### [DIRECTIVE A]
In the passage on benefit corporations, transcribe the part that opens with the words containing "This model has" and closes with "to mitigate risk.".
### [DIRECTIVE B]
According to the passage on benefit corporations, in how many U.S. states has B Lab supported enactment of benefit corporation statutes?
### [DIRECTIVE C]
Check each statement against the passage on benefit corporations. For each, answer yes or no and quote the words that decide it.
(i) Delaware's governor signed legislation on July 16, 2020.
(ii) B Lab supported enactment of the statutes in five countries outside the U.S.
(iii) Lemonade is named among the benefit corporation and B Corp IPOs.

### [TEXT SHOWN]
· · · · · · ·

The stakeholder governance structure that B Corps have adopted and worked to pass throughout the U.S. and around the world was born out of a realization that corporate law simply did not allow for companies to be held accountable for considering the interests of their stakeholders. The realization that corporate law impeded companies like B Corps from having a purpose to create value for all stakeholders, not just shareholders, led B Lab to a highly successful policy initiative to create the benefit corporation statutes. In the last decade, B Lab has succeeded in supporting bipartisan enactment of these statutes in 38 U.S. states and in four other countries. The state of Delaware, the home of U.S. corporate law, recognized the normalization of benefit corporation governance when its governor signed legislation on July 16, 2020, removing the final barriers left to converting from a conventional corporation to a benefit corporation.

This model has proven market potential and uptake, with several highly successful benefit corporation and B Corp IPOs, including Laureate Education and Lemonade, along with the express interest of investors, including BlackRock, in stakeholder governance models as a way to mitigate risk.

· · · · · · ·

Element-and-box listings
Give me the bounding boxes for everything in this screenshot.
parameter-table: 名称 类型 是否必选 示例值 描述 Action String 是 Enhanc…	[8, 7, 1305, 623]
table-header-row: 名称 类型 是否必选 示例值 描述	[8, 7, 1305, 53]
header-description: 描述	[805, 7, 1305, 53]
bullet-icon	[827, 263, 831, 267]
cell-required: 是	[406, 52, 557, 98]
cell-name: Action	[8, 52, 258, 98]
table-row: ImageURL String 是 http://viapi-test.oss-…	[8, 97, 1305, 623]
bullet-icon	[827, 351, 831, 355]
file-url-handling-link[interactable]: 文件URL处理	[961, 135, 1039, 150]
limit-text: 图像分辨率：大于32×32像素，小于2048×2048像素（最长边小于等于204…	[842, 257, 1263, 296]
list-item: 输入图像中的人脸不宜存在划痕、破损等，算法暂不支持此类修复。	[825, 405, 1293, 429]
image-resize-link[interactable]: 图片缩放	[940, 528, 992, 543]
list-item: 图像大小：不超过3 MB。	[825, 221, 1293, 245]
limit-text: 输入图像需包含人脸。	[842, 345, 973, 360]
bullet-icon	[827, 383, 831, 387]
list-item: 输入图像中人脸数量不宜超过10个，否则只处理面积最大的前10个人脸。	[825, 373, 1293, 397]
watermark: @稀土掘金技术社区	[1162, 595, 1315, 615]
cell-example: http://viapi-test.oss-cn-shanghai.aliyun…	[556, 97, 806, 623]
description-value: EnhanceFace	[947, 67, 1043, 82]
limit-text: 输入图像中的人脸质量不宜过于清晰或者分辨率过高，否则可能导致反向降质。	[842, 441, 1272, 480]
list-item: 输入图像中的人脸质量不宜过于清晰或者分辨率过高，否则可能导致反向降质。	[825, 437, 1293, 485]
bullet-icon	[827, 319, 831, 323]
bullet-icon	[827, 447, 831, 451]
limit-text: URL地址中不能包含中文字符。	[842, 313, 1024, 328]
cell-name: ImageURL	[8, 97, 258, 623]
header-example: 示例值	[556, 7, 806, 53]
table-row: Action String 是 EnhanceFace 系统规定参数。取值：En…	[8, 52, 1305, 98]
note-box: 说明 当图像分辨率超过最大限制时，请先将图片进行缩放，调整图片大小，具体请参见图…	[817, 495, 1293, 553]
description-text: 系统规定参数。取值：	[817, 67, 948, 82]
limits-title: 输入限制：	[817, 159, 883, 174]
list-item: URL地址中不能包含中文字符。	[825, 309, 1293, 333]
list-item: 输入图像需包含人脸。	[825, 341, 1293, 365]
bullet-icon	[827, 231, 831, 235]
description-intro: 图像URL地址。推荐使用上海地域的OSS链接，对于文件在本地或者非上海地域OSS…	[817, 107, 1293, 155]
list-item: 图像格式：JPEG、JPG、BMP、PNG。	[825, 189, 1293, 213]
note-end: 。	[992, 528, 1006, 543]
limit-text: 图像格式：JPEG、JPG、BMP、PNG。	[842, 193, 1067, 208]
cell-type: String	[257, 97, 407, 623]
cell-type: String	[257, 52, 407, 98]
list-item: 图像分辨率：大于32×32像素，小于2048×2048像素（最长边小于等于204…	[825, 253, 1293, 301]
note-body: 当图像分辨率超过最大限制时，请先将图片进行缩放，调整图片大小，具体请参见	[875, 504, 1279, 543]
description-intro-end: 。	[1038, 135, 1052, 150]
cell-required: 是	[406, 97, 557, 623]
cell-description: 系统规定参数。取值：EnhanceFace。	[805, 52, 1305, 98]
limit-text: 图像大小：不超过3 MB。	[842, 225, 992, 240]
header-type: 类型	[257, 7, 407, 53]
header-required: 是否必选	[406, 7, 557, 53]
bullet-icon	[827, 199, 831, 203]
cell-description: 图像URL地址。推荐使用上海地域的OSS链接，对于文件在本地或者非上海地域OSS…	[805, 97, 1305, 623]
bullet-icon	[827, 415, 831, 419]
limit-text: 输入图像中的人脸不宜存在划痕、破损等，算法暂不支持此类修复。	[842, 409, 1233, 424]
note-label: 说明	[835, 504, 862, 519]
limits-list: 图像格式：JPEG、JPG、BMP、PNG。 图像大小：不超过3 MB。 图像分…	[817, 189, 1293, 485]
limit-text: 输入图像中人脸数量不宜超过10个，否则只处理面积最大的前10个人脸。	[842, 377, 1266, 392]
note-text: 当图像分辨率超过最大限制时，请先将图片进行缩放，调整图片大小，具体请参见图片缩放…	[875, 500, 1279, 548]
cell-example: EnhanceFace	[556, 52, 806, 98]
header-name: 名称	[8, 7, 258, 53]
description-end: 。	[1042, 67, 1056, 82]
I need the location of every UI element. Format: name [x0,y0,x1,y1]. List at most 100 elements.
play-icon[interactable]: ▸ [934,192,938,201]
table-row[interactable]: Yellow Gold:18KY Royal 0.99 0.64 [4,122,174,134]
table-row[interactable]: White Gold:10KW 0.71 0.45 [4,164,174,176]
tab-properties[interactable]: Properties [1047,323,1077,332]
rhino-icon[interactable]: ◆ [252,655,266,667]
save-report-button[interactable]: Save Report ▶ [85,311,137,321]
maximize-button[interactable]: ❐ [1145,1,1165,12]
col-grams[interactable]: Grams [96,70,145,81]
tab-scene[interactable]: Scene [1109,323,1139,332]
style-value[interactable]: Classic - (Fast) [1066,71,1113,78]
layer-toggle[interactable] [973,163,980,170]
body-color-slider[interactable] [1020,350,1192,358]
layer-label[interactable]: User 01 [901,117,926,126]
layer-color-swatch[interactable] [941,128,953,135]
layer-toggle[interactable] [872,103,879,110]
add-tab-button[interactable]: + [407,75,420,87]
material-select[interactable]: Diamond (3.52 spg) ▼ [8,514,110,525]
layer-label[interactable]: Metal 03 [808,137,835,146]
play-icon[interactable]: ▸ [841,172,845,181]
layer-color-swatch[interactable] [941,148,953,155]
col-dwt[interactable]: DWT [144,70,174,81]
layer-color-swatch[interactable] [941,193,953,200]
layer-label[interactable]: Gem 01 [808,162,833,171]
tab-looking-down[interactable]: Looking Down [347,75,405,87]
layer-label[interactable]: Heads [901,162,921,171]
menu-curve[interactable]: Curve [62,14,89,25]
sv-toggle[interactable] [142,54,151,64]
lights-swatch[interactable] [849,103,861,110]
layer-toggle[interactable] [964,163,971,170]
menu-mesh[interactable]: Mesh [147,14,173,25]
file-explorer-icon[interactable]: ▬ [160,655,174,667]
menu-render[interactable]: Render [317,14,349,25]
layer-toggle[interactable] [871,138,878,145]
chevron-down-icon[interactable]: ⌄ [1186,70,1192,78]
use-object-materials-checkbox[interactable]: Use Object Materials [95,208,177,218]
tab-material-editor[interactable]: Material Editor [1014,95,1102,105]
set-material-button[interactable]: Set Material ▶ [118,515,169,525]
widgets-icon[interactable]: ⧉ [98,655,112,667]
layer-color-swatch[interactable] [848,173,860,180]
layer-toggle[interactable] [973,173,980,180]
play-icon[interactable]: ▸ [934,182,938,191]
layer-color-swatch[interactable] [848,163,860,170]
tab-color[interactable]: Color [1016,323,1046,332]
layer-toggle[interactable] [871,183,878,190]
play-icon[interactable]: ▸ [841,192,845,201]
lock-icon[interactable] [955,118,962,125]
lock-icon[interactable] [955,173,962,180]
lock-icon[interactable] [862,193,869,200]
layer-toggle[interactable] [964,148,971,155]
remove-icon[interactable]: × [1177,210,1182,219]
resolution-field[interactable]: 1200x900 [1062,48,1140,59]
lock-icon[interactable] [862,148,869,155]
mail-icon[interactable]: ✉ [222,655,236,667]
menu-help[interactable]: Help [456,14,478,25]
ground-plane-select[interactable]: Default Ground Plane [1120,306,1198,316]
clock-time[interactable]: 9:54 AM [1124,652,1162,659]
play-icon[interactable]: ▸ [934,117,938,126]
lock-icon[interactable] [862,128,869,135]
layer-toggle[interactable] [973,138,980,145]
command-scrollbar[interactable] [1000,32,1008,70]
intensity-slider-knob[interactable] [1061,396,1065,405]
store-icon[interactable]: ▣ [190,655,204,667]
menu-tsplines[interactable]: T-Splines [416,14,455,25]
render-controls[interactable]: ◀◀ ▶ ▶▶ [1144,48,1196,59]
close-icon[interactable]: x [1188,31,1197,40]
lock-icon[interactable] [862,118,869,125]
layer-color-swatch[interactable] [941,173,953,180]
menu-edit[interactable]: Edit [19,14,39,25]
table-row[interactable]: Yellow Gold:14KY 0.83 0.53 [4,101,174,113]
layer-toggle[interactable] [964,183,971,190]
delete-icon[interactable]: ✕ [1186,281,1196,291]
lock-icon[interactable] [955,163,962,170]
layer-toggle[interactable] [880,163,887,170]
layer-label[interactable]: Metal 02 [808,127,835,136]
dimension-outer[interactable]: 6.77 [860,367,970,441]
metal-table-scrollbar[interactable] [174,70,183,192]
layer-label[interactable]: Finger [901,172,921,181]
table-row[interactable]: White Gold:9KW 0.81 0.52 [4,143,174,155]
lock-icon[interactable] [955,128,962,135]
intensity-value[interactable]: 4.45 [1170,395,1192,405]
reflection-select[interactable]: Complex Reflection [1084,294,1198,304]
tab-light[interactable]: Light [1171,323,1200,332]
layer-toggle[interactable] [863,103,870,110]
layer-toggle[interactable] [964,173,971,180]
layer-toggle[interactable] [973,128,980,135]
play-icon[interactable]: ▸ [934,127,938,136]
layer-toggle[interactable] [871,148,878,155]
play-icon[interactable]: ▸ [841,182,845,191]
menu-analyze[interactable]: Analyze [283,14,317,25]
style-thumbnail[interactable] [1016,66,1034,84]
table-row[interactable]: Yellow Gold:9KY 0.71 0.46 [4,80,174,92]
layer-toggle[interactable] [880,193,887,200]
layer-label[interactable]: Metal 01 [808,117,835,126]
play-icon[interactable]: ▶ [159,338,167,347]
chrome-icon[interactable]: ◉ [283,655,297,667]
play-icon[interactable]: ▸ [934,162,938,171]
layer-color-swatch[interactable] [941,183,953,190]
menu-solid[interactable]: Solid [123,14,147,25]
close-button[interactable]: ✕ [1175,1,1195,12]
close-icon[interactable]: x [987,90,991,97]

· · · · · · ·

### [RESPONSE A]
This model has proven market potential and uptake, with several highly successful benefit corporation and B Corp IPOs, including Laureate Education and Lemonade, along with the express interest of investors, including BlackRock, in stakeholder governance models as a way to mitigate risk.

### [RESPONSE B]
38 U.S. states.

### [RESPONSE C]
(i) Yes: "its governor signed legislation on July 16, 2020"
(ii) No: "in 38 U.S. states and in four other countries"
(iii) Yes: "including Laureate Education and Lemonade"